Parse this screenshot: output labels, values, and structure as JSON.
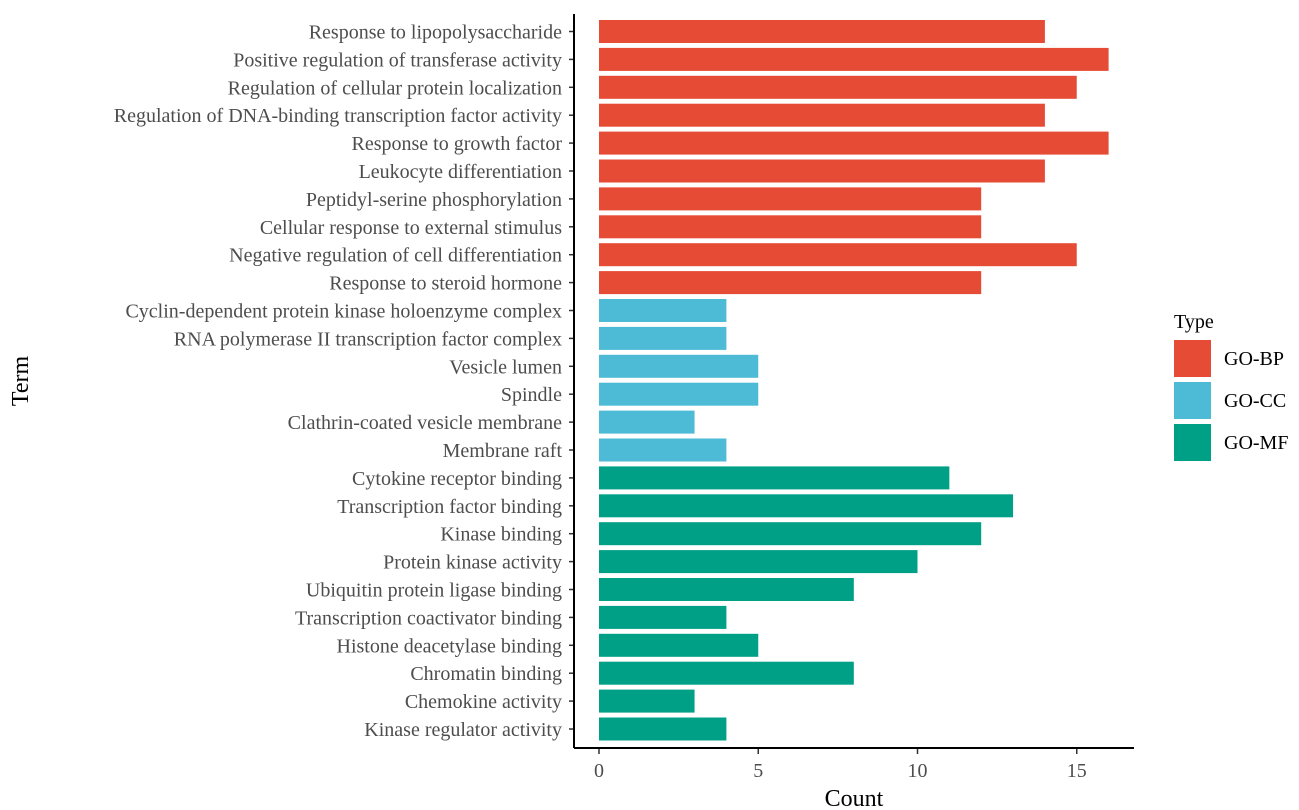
{
  "chart_data": {
    "type": "bar",
    "orientation": "horizontal",
    "xlabel": "Count",
    "ylabel": "Term",
    "xlim": [
      -0.8,
      16.8
    ],
    "xticks": [
      0,
      5,
      10,
      15
    ],
    "grid": false,
    "legend_title": "Type",
    "legend_position": "right",
    "legend": [
      {
        "name": "GO-BP",
        "color": "#E64B35"
      },
      {
        "name": "GO-CC",
        "color": "#4DBBD5"
      },
      {
        "name": "GO-MF",
        "color": "#00A087"
      }
    ],
    "categories": [
      "Response to lipopolysaccharide",
      "Positive regulation of transferase activity",
      "Regulation of cellular protein localization",
      "Regulation of DNA-binding transcription factor activity",
      "Response to growth factor",
      "Leukocyte differentiation",
      "Peptidyl-serine phosphorylation",
      "Cellular response to external stimulus",
      "Negative regulation of cell differentiation",
      "Response to steroid hormone",
      "Cyclin-dependent protein kinase holoenzyme complex",
      "RNA polymerase II transcription factor complex",
      "Vesicle lumen",
      "Spindle",
      "Clathrin-coated vesicle membrane",
      "Membrane raft",
      "Cytokine receptor binding",
      "Transcription factor binding",
      "Kinase binding",
      "Protein kinase activity",
      "Ubiquitin protein ligase binding",
      "Transcription coactivator binding",
      "Histone deacetylase binding",
      "Chromatin binding",
      "Chemokine activity",
      "Kinase regulator activity"
    ],
    "values": [
      14,
      16,
      15,
      14,
      16,
      14,
      12,
      12,
      15,
      12,
      4,
      4,
      5,
      5,
      3,
      4,
      11,
      13,
      12,
      10,
      8,
      4,
      5,
      8,
      3,
      4
    ],
    "types": [
      "GO-BP",
      "GO-BP",
      "GO-BP",
      "GO-BP",
      "GO-BP",
      "GO-BP",
      "GO-BP",
      "GO-BP",
      "GO-BP",
      "GO-BP",
      "GO-CC",
      "GO-CC",
      "GO-CC",
      "GO-CC",
      "GO-CC",
      "GO-CC",
      "GO-MF",
      "GO-MF",
      "GO-MF",
      "GO-MF",
      "GO-MF",
      "GO-MF",
      "GO-MF",
      "GO-MF",
      "GO-MF",
      "GO-MF"
    ]
  }
}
═══
The listing above must be restated word for word. Its pictures are to be left out.

**OUTPUT BELOW**
Parse this screenshot: output labels, values, and structure as JSON.
{
  "chart_data": {
    "type": "bar",
    "orientation": "horizontal",
    "xlabel": "Count",
    "ylabel": "Term",
    "xlim": [
      -0.8,
      16.8
    ],
    "xticks": [
      0,
      5,
      10,
      15
    ],
    "grid": false,
    "legend_title": "Type",
    "legend_position": "right",
    "legend": [
      {
        "name": "GO-BP",
        "color": "#E64B35"
      },
      {
        "name": "GO-CC",
        "color": "#4DBBD5"
      },
      {
        "name": "GO-MF",
        "color": "#00A087"
      }
    ],
    "categories": [
      "Response to lipopolysaccharide",
      "Positive regulation of transferase activity",
      "Regulation of cellular protein localization",
      "Regulation of DNA-binding transcription factor activity",
      "Response to growth factor",
      "Leukocyte differentiation",
      "Peptidyl-serine phosphorylation",
      "Cellular response to external stimulus",
      "Negative regulation of cell differentiation",
      "Response to steroid hormone",
      "Cyclin-dependent protein kinase holoenzyme complex",
      "RNA polymerase II transcription factor complex",
      "Vesicle lumen",
      "Spindle",
      "Clathrin-coated vesicle membrane",
      "Membrane raft",
      "Cytokine receptor binding",
      "Transcription factor binding",
      "Kinase binding",
      "Protein kinase activity",
      "Ubiquitin protein ligase binding",
      "Transcription coactivator binding",
      "Histone deacetylase binding",
      "Chromatin binding",
      "Chemokine activity",
      "Kinase regulator activity"
    ],
    "values": [
      14,
      16,
      15,
      14,
      16,
      14,
      12,
      12,
      15,
      12,
      4,
      4,
      5,
      5,
      3,
      4,
      11,
      13,
      12,
      10,
      8,
      4,
      5,
      8,
      3,
      4
    ],
    "types": [
      "GO-BP",
      "GO-BP",
      "GO-BP",
      "GO-BP",
      "GO-BP",
      "GO-BP",
      "GO-BP",
      "GO-BP",
      "GO-BP",
      "GO-BP",
      "GO-CC",
      "GO-CC",
      "GO-CC",
      "GO-CC",
      "GO-CC",
      "GO-CC",
      "GO-MF",
      "GO-MF",
      "GO-MF",
      "GO-MF",
      "GO-MF",
      "GO-MF",
      "GO-MF",
      "GO-MF",
      "GO-MF",
      "GO-MF"
    ]
  }
}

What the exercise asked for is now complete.